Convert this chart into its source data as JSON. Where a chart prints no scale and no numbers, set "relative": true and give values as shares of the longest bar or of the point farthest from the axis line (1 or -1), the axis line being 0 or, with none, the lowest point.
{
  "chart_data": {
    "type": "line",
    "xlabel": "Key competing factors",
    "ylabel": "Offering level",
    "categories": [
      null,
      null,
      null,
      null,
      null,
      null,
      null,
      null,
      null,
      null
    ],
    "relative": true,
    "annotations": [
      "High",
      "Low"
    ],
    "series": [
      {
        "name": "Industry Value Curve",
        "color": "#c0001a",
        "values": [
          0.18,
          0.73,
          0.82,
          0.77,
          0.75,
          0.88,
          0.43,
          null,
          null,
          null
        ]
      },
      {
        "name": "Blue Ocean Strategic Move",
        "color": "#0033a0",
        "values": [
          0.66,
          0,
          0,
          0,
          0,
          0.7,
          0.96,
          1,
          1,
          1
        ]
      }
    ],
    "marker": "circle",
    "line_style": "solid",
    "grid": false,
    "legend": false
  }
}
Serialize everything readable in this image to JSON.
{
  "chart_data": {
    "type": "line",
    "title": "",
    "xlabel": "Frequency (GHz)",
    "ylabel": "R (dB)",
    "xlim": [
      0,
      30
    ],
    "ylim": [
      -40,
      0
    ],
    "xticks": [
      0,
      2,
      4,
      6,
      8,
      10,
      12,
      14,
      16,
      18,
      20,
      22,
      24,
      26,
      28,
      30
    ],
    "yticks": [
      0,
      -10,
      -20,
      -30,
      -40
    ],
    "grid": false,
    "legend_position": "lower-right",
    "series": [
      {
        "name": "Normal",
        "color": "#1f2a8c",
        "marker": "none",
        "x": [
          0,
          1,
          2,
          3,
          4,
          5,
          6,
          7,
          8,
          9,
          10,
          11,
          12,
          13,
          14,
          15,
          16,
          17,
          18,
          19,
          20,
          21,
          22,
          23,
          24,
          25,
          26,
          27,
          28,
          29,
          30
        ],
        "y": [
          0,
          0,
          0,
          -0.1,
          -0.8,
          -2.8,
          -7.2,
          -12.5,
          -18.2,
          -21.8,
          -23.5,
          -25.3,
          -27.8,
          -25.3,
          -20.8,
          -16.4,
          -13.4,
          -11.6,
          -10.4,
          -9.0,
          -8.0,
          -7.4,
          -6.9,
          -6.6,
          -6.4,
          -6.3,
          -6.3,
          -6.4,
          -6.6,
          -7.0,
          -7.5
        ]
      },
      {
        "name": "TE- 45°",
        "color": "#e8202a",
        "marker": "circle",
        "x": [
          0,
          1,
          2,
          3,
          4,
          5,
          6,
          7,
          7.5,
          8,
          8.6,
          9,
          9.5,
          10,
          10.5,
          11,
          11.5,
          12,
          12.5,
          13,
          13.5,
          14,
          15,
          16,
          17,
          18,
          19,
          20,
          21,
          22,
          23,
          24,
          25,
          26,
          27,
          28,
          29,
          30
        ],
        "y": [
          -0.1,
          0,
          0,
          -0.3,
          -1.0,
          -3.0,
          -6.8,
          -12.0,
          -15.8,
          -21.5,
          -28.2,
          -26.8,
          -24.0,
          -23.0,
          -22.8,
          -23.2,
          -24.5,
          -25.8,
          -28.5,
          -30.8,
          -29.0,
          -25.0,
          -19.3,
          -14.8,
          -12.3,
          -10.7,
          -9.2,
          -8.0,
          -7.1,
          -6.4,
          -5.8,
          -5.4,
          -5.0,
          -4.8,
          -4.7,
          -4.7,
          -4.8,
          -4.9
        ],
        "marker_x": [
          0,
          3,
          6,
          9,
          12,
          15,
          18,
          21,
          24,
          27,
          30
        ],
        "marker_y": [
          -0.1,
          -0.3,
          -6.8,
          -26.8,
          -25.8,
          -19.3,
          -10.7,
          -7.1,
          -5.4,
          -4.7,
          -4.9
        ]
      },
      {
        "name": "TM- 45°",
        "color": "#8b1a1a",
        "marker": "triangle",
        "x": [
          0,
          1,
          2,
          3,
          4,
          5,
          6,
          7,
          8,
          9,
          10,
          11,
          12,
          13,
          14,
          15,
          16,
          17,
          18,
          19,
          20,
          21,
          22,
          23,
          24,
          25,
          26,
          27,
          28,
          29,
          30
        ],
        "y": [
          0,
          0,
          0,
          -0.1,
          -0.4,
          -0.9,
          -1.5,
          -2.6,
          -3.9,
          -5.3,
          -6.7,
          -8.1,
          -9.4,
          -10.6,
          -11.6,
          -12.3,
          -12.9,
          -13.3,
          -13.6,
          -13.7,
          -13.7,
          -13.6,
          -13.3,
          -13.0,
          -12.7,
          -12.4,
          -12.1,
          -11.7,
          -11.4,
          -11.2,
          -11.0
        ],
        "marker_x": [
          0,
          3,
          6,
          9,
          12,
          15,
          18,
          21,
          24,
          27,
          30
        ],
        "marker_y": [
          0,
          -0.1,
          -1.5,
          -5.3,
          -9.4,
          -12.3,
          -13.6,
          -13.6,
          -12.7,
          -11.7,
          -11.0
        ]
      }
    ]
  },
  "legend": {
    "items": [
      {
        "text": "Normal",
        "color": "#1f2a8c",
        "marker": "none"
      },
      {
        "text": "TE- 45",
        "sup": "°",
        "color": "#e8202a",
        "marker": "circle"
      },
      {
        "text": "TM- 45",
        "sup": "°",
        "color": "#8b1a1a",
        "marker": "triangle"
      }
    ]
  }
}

[Exercise description]
Extract all of the material exactly as it is written.

[Solution for this exercise]
Convert this chart into its source data as JSON. Where a chart prints no scale and no numbers, set "relative": true and give values as shares of the longest bar or of the point farthest from the axis line (1 or -1), the axis line being 0 or, with none, the lowest point.
{
  "chart_data": {
    "type": "line",
    "xlabel": "Key competing factors",
    "ylabel": "Offering level",
    "categories": [
      null,
      null,
      null,
      null,
      null,
      null,
      null,
      null,
      null,
      null
    ],
    "relative": true,
    "annotations": [
      "High",
      "Low"
    ],
    "series": [
      {
        "name": "Industry Value Curve",
        "color": "#c0001a",
        "values": [
          0.18,
          0.73,
          0.82,
          0.77,
          0.75,
          0.88,
          0.43,
          null,
          null,
          null
        ]
      },
      {
        "name": "Blue Ocean Strategic Move",
        "color": "#0033a0",
        "values": [
          0.66,
          0,
          0,
          0,
          0,
          0.7,
          0.96,
          1,
          1,
          1
        ]
      }
    ],
    "marker": "circle",
    "line_style": "solid",
    "grid": false,
    "legend": false
  }
}
Serialize everything readable in this image to JSON.
{
  "chart_data": {
    "type": "line",
    "title": "",
    "xlabel": "Frequency (GHz)",
    "ylabel": "R (dB)",
    "xlim": [
      0,
      30
    ],
    "ylim": [
      -40,
      0
    ],
    "xticks": [
      0,
      2,
      4,
      6,
      8,
      10,
      12,
      14,
      16,
      18,
      20,
      22,
      24,
      26,
      28,
      30
    ],
    "yticks": [
      0,
      -10,
      -20,
      -30,
      -40
    ],
    "grid": false,
    "legend_position": "lower-right",
    "series": [
      {
        "name": "Normal",
        "color": "#1f2a8c",
        "marker": "none",
        "x": [
          0,
          1,
          2,
          3,
          4,
          5,
          6,
          7,
          8,
          9,
          10,
          11,
          12,
          13,
          14,
          15,
          16,
          17,
          18,
          19,
          20,
          21,
          22,
          23,
          24,
          25,
          26,
          27,
          28,
          29,
          30
        ],
        "y": [
          0,
          0,
          0,
          -0.1,
          -0.8,
          -2.8,
          -7.2,
          -12.5,
          -18.2,
          -21.8,
          -23.5,
          -25.3,
          -27.8,
          -25.3,
          -20.8,
          -16.4,
          -13.4,
          -11.6,
          -10.4,
          -9.0,
          -8.0,
          -7.4,
          -6.9,
          -6.6,
          -6.4,
          -6.3,
          -6.3,
          -6.4,
          -6.6,
          -7.0,
          -7.5
        ]
      },
      {
        "name": "TE- 45°",
        "color": "#e8202a",
        "marker": "circle",
        "x": [
          0,
          1,
          2,
          3,
          4,
          5,
          6,
          7,
          7.5,
          8,
          8.6,
          9,
          9.5,
          10,
          10.5,
          11,
          11.5,
          12,
          12.5,
          13,
          13.5,
          14,
          15,
          16,
          17,
          18,
          19,
          20,
          21,
          22,
          23,
          24,
          25,
          26,
          27,
          28,
          29,
          30
        ],
        "y": [
          -0.1,
          0,
          0,
          -0.3,
          -1.0,
          -3.0,
          -6.8,
          -12.0,
          -15.8,
          -21.5,
          -28.2,
          -26.8,
          -24.0,
          -23.0,
          -22.8,
          -23.2,
          -24.5,
          -25.8,
          -28.5,
          -30.8,
          -29.0,
          -25.0,
          -19.3,
          -14.8,
          -12.3,
          -10.7,
          -9.2,
          -8.0,
          -7.1,
          -6.4,
          -5.8,
          -5.4,
          -5.0,
          -4.8,
          -4.7,
          -4.7,
          -4.8,
          -4.9
        ],
        "marker_x": [
          0,
          3,
          6,
          9,
          12,
          15,
          18,
          21,
          24,
          27,
          30
        ],
        "marker_y": [
          -0.1,
          -0.3,
          -6.8,
          -26.8,
          -25.8,
          -19.3,
          -10.7,
          -7.1,
          -5.4,
          -4.7,
          -4.9
        ]
      },
      {
        "name": "TM- 45°",
        "color": "#8b1a1a",
        "marker": "triangle",
        "x": [
          0,
          1,
          2,
          3,
          4,
          5,
          6,
          7,
          8,
          9,
          10,
          11,
          12,
          13,
          14,
          15,
          16,
          17,
          18,
          19,
          20,
          21,
          22,
          23,
          24,
          25,
          26,
          27,
          28,
          29,
          30
        ],
        "y": [
          0,
          0,
          0,
          -0.1,
          -0.4,
          -0.9,
          -1.5,
          -2.6,
          -3.9,
          -5.3,
          -6.7,
          -8.1,
          -9.4,
          -10.6,
          -11.6,
          -12.3,
          -12.9,
          -13.3,
          -13.6,
          -13.7,
          -13.7,
          -13.6,
          -13.3,
          -13.0,
          -12.7,
          -12.4,
          -12.1,
          -11.7,
          -11.4,
          -11.2,
          -11.0
        ],
        "marker_x": [
          0,
          3,
          6,
          9,
          12,
          15,
          18,
          21,
          24,
          27,
          30
        ],
        "marker_y": [
          0,
          -0.1,
          -1.5,
          -5.3,
          -9.4,
          -12.3,
          -13.6,
          -13.6,
          -12.7,
          -11.7,
          -11.0
        ]
      }
    ]
  },
  "legend": {
    "items": [
      {
        "text": "Normal",
        "color": "#1f2a8c",
        "marker": "none"
      },
      {
        "text": "TE- 45",
        "sup": "°",
        "color": "#e8202a",
        "marker": "circle"
      },
      {
        "text": "TM- 45",
        "sup": "°",
        "color": "#8b1a1a",
        "marker": "triangle"
      }
    ]
  }
}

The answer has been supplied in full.